Repeat verbatim the lines of the records starting with the line that contains "sparkline xyxy=(87,220,617,344)" and going on through the line that contains "info-icon[interactable] xyxy=(359,90,382,112)", including both of those lines.
··· INPUT FOR THIS TASK
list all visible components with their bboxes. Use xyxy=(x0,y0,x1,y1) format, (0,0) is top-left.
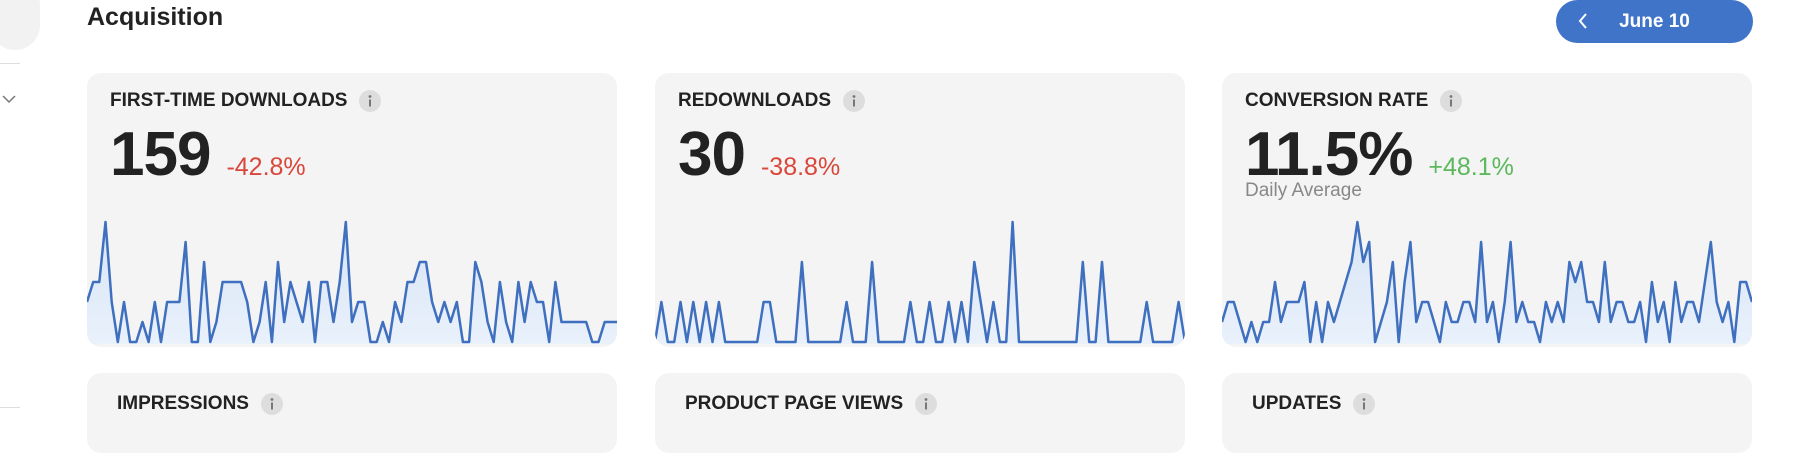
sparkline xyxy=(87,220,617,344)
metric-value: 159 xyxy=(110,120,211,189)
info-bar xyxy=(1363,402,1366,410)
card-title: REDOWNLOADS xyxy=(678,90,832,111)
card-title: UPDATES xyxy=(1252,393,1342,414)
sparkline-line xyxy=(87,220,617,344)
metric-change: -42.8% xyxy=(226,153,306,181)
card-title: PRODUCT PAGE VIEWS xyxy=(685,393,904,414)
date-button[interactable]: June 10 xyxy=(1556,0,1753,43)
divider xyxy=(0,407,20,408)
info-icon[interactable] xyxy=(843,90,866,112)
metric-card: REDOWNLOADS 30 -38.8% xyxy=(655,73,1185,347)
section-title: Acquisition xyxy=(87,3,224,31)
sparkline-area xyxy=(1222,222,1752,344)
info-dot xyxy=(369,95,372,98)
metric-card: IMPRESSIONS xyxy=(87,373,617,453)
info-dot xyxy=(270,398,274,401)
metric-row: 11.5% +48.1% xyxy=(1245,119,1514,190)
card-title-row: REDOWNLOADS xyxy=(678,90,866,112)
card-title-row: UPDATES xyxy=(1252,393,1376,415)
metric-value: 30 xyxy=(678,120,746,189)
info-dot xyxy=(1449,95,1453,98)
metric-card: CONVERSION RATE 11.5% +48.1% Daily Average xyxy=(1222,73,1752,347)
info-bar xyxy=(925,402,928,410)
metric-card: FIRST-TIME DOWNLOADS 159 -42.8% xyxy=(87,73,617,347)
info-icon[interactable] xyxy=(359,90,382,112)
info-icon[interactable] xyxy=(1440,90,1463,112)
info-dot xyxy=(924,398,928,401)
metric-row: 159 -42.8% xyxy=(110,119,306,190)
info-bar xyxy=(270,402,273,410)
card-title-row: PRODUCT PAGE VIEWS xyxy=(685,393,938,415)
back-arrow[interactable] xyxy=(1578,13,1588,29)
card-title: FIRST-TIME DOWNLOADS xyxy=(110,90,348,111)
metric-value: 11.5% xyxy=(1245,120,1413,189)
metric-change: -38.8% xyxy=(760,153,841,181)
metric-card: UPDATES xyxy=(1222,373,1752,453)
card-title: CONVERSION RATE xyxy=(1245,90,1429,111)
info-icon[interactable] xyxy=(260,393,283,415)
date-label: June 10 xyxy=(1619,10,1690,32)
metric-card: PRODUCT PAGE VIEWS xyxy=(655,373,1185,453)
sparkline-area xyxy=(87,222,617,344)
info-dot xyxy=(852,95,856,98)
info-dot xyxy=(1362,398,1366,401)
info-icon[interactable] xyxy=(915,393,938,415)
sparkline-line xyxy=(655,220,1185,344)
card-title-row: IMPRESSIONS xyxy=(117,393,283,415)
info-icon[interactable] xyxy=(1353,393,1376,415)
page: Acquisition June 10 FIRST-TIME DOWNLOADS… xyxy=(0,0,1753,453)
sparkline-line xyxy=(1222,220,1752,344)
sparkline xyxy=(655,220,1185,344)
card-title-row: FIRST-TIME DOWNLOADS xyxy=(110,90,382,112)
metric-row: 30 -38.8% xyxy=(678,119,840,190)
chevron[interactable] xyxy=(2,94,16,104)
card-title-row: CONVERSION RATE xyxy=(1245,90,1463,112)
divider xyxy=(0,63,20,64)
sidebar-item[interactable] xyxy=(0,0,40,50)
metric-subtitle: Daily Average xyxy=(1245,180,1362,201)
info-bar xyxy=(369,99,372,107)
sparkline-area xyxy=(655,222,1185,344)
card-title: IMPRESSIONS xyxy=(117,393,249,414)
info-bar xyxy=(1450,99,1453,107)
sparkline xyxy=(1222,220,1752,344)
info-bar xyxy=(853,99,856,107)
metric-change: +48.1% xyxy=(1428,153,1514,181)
······
··· INPUT FOR THIS TASK
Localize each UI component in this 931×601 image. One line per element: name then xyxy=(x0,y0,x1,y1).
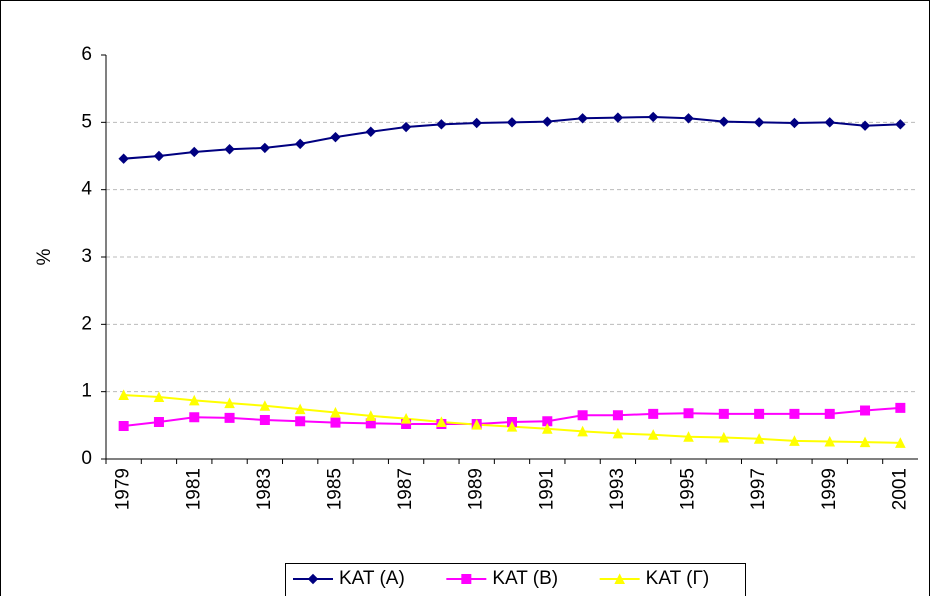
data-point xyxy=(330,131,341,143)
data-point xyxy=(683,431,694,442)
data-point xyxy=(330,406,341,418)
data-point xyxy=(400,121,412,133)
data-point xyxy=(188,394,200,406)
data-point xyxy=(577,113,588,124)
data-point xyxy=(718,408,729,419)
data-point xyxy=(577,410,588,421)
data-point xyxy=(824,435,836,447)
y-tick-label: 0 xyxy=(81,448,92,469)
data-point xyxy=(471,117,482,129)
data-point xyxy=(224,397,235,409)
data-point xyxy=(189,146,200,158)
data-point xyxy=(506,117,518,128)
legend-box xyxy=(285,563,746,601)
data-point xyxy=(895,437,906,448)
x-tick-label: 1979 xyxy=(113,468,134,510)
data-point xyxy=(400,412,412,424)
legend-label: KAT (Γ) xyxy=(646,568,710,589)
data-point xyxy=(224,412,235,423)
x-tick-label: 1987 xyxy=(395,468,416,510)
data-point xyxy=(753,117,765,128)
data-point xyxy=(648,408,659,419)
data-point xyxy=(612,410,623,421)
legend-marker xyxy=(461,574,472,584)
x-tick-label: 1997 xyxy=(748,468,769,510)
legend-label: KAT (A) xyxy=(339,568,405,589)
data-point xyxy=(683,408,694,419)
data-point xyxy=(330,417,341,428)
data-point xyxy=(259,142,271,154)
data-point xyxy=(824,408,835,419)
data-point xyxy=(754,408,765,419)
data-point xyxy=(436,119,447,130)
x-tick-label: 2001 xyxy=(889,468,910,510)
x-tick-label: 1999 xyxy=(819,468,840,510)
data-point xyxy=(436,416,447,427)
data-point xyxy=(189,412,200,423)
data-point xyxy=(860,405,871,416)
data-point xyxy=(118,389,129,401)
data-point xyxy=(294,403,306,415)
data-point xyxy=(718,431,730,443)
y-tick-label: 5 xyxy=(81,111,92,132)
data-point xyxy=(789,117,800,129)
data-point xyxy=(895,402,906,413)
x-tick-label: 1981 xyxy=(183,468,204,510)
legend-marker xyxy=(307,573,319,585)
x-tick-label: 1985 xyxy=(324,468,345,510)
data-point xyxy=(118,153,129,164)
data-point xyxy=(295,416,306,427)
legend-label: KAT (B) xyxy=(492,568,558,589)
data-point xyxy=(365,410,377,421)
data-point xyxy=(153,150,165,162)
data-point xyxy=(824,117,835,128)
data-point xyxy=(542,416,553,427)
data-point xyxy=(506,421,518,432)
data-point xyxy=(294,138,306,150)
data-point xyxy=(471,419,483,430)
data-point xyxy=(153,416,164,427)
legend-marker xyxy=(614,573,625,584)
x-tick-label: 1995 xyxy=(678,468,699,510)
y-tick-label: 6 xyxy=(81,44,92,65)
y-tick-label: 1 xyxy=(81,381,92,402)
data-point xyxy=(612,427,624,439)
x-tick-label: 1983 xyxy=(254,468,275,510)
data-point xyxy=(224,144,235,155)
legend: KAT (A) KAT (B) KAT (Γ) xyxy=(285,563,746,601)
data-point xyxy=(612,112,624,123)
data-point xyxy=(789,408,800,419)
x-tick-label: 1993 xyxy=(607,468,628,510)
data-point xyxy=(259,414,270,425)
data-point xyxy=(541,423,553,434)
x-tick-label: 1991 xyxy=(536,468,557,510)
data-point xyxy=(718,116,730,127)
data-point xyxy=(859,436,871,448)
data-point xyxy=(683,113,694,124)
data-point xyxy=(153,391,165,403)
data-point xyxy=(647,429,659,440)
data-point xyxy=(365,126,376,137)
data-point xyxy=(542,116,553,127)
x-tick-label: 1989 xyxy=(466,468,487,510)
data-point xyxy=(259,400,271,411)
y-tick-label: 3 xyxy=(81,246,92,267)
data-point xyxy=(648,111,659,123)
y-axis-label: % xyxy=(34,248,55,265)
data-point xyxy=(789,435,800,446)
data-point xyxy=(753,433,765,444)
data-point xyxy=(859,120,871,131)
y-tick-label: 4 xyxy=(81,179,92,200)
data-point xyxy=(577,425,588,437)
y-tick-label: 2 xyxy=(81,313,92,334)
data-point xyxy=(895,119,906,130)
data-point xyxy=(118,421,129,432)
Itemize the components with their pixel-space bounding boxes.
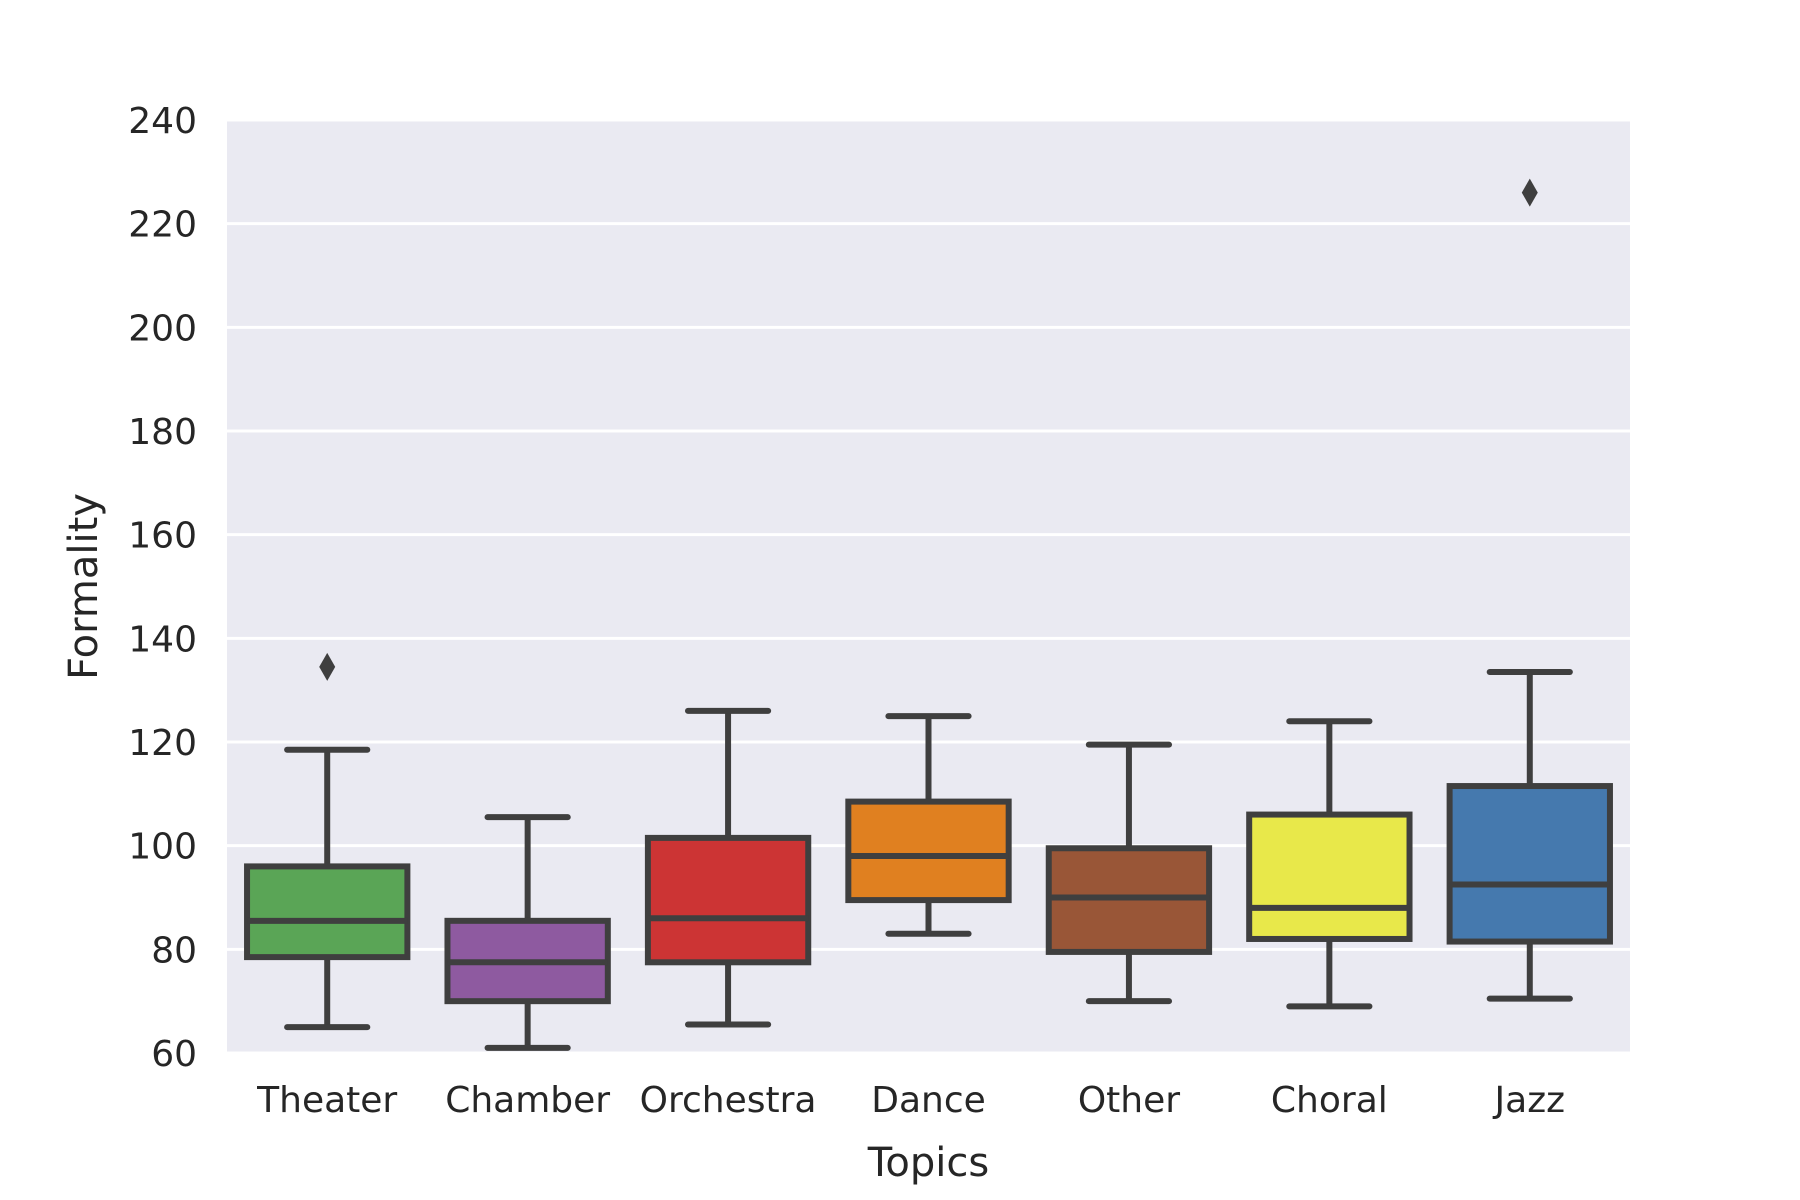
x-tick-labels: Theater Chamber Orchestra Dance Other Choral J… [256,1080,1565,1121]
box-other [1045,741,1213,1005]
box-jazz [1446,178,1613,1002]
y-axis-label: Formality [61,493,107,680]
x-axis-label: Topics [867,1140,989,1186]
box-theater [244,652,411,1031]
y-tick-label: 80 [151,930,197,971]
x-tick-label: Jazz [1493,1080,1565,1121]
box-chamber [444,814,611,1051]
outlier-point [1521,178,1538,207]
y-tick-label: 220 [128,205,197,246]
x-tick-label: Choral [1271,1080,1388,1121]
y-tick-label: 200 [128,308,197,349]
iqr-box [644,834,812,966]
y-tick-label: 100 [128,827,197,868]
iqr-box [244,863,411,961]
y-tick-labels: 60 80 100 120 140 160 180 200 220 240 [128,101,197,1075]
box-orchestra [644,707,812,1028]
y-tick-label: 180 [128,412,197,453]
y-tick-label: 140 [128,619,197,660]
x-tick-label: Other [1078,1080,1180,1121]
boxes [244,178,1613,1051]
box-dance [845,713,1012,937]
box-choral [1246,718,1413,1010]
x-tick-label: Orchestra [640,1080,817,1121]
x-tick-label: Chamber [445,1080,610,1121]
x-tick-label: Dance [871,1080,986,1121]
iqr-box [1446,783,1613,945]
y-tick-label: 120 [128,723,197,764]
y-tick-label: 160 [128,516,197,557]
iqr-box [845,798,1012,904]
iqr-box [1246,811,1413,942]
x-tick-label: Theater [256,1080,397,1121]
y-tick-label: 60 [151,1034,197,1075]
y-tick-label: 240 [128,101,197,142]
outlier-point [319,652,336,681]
······
* CORRECT OUTPUT *
sparkline xyxy=(87,220,617,344)
metric-value: 159 xyxy=(110,120,211,189)
info-bar xyxy=(1363,402,1366,410)
card-title: REDOWNLOADS xyxy=(678,90,832,111)
card-title: UPDATES xyxy=(1252,393,1342,414)
sparkline-line xyxy=(87,220,617,344)
metric-change: -42.8% xyxy=(226,153,306,181)
card-title: PRODUCT PAGE VIEWS xyxy=(685,393,904,414)
date-button[interactable]: June 10 xyxy=(1556,0,1753,43)
divider xyxy=(0,407,20,408)
info-icon[interactable] xyxy=(843,90,866,112)
metric-card: REDOWNLOADS 30 -38.8% xyxy=(655,73,1185,347)
section-title: Acquisition xyxy=(87,3,224,31)
sparkline-area xyxy=(1222,222,1752,344)
info-dot xyxy=(369,95,372,98)
metric-card: IMPRESSIONS xyxy=(87,373,617,453)
info-dot xyxy=(270,398,274,401)
metric-row: 11.5% +48.1% xyxy=(1245,119,1514,190)
card-title-row: REDOWNLOADS xyxy=(678,90,866,112)
card-title-row: UPDATES xyxy=(1252,393,1376,415)
metric-value: 30 xyxy=(678,120,746,189)
info-dot xyxy=(1449,95,1453,98)
metric-card: CONVERSION RATE 11.5% +48.1% Daily Average xyxy=(1222,73,1752,347)
info-bar xyxy=(925,402,928,410)
metric-card: FIRST-TIME DOWNLOADS 159 -42.8% xyxy=(87,73,617,347)
info-icon[interactable] xyxy=(359,90,382,112)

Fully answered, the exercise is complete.